(Input data Opens)

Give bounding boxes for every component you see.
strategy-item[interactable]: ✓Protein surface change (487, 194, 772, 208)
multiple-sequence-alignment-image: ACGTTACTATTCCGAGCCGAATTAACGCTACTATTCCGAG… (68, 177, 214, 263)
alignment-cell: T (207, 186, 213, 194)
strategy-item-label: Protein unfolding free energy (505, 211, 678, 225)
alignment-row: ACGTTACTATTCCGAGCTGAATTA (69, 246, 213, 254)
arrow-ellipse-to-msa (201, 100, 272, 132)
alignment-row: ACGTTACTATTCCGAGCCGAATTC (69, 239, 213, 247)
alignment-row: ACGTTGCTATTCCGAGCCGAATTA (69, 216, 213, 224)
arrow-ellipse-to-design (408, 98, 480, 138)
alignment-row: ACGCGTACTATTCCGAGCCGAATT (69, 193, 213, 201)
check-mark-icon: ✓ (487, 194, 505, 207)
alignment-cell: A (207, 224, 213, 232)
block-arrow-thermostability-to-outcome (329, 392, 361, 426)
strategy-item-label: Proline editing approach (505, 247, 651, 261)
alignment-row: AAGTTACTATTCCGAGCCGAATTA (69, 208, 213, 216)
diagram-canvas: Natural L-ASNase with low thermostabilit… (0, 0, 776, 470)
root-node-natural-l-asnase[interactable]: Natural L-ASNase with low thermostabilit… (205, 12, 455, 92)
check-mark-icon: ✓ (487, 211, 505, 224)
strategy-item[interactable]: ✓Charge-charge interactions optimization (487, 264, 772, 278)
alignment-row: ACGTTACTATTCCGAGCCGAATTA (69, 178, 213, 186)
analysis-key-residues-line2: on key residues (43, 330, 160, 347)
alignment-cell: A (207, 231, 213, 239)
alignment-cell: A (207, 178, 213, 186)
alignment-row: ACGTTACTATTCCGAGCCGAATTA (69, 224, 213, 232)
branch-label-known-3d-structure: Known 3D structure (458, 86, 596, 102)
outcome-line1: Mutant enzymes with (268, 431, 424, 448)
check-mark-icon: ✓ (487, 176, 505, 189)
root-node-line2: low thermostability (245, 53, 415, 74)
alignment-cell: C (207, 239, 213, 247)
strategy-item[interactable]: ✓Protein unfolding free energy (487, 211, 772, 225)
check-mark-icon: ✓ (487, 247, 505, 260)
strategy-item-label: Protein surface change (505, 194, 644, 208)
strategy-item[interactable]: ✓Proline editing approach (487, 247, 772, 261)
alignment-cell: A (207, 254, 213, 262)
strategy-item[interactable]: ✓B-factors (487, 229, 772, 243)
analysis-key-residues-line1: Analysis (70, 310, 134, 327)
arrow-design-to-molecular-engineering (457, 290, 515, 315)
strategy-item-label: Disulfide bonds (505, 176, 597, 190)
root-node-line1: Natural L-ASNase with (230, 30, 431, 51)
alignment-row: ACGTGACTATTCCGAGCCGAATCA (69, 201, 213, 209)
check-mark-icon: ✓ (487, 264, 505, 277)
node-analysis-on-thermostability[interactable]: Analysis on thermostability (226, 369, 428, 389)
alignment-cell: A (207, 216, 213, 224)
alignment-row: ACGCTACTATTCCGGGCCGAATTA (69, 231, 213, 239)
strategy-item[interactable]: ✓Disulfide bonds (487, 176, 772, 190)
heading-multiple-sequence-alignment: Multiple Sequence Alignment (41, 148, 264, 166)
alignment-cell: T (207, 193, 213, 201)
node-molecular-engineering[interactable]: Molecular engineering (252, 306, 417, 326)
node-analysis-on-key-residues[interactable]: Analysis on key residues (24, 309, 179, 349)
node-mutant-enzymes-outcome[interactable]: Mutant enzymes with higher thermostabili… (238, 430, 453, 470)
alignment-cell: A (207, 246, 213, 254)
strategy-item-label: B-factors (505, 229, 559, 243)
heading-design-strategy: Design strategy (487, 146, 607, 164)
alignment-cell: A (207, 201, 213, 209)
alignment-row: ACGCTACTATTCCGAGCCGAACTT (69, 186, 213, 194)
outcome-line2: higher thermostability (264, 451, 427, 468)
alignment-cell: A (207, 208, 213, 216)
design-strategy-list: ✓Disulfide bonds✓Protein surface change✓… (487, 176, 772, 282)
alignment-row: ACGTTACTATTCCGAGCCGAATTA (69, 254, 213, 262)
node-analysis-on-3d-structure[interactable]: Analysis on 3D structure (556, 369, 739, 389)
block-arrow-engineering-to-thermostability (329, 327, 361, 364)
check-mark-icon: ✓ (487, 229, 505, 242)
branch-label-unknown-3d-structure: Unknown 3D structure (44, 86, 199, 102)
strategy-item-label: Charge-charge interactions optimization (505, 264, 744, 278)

(Input data Closes)

* **Task statement**
Would you write out all of the data again, unchanged?

* **Answer**
Give bounding boxes for every component you see.
strategy-item[interactable]: ✓Protein surface change (487, 194, 772, 208)
multiple-sequence-alignment-image: ACGTTACTATTCCGAGCCGAATTAACGCTACTATTCCGAG… (68, 177, 214, 263)
alignment-cell: T (207, 186, 213, 194)
strategy-item-label: Protein unfolding free energy (505, 211, 678, 225)
alignment-row: ACGTTACTATTCCGAGCTGAATTA (69, 246, 213, 254)
arrow-ellipse-to-msa (201, 100, 272, 132)
alignment-row: ACGTTACTATTCCGAGCCGAATTC (69, 239, 213, 247)
alignment-row: ACGTTGCTATTCCGAGCCGAATTA (69, 216, 213, 224)
arrow-ellipse-to-design (408, 98, 480, 138)
alignment-row: ACGCGTACTATTCCGAGCCGAATT (69, 193, 213, 201)
check-mark-icon: ✓ (487, 194, 505, 207)
alignment-cell: A (207, 224, 213, 232)
block-arrow-thermostability-to-outcome (329, 392, 361, 426)
strategy-item-label: Proline editing approach (505, 247, 651, 261)
alignment-row: AAGTTACTATTCCGAGCCGAATTA (69, 208, 213, 216)
diagram-canvas: Natural L-ASNase with low thermostabilit… (0, 0, 776, 470)
root-node-natural-l-asnase[interactable]: Natural L-ASNase with low thermostabilit… (205, 12, 455, 92)
check-mark-icon: ✓ (487, 211, 505, 224)
strategy-item[interactable]: ✓Charge-charge interactions optimization (487, 264, 772, 278)
alignment-row: ACGTTACTATTCCGAGCCGAATTA (69, 178, 213, 186)
analysis-key-residues-line2: on key residues (43, 330, 160, 347)
alignment-cell: A (207, 231, 213, 239)
alignment-cell: A (207, 178, 213, 186)
alignment-row: ACGTTACTATTCCGAGCCGAATTA (69, 224, 213, 232)
branch-label-known-3d-structure: Known 3D structure (458, 86, 596, 102)
outcome-line1: Mutant enzymes with (268, 431, 424, 448)
check-mark-icon: ✓ (487, 176, 505, 189)
root-node-line2: low thermostability (245, 53, 415, 74)
alignment-cell: C (207, 239, 213, 247)
strategy-item[interactable]: ✓Protein unfolding free energy (487, 211, 772, 225)
check-mark-icon: ✓ (487, 247, 505, 260)
strategy-item-label: Protein surface change (505, 194, 644, 208)
strategy-item[interactable]: ✓Proline editing approach (487, 247, 772, 261)
alignment-cell: A (207, 254, 213, 262)
strategy-item[interactable]: ✓B-factors (487, 229, 772, 243)
analysis-key-residues-line1: Analysis (70, 310, 134, 327)
arrow-design-to-molecular-engineering (457, 290, 515, 315)
strategy-item-label: Disulfide bonds (505, 176, 597, 190)
root-node-line1: Natural L-ASNase with (230, 30, 431, 51)
alignment-row: ACGTGACTATTCCGAGCCGAATCA (69, 201, 213, 209)
check-mark-icon: ✓ (487, 264, 505, 277)
node-analysis-on-thermostability[interactable]: Analysis on thermostability (226, 369, 428, 389)
alignment-cell: A (207, 216, 213, 224)
alignment-row: ACGCTACTATTCCGGGCCGAATTA (69, 231, 213, 239)
strategy-item[interactable]: ✓Disulfide bonds (487, 176, 772, 190)
heading-multiple-sequence-alignment: Multiple Sequence Alignment (41, 148, 264, 166)
alignment-cell: T (207, 193, 213, 201)
node-molecular-engineering[interactable]: Molecular engineering (252, 306, 417, 326)
node-analysis-on-key-residues[interactable]: Analysis on key residues (24, 309, 179, 349)
node-mutant-enzymes-outcome[interactable]: Mutant enzymes with higher thermostabili… (238, 430, 453, 470)
alignment-cell: A (207, 246, 213, 254)
strategy-item-label: B-factors (505, 229, 559, 243)
heading-design-strategy: Design strategy (487, 146, 607, 164)
alignment-cell: A (207, 201, 213, 209)
alignment-row: ACGCTACTATTCCGAGCCGAACTT (69, 186, 213, 194)
outcome-line2: higher thermostability (264, 451, 427, 468)
alignment-cell: A (207, 208, 213, 216)
design-strategy-list: ✓Disulfide bonds✓Protein surface change✓… (487, 176, 772, 282)
alignment-row: ACGTTACTATTCCGAGCCGAATTA (69, 254, 213, 262)
node-analysis-on-3d-structure[interactable]: Analysis on 3D structure (556, 369, 739, 389)
block-arrow-engineering-to-thermostability (329, 327, 361, 364)
check-mark-icon: ✓ (487, 229, 505, 242)
branch-label-unknown-3d-structure: Unknown 3D structure (44, 86, 199, 102)
strategy-item-label: Charge-charge interactions optimization (505, 264, 744, 278)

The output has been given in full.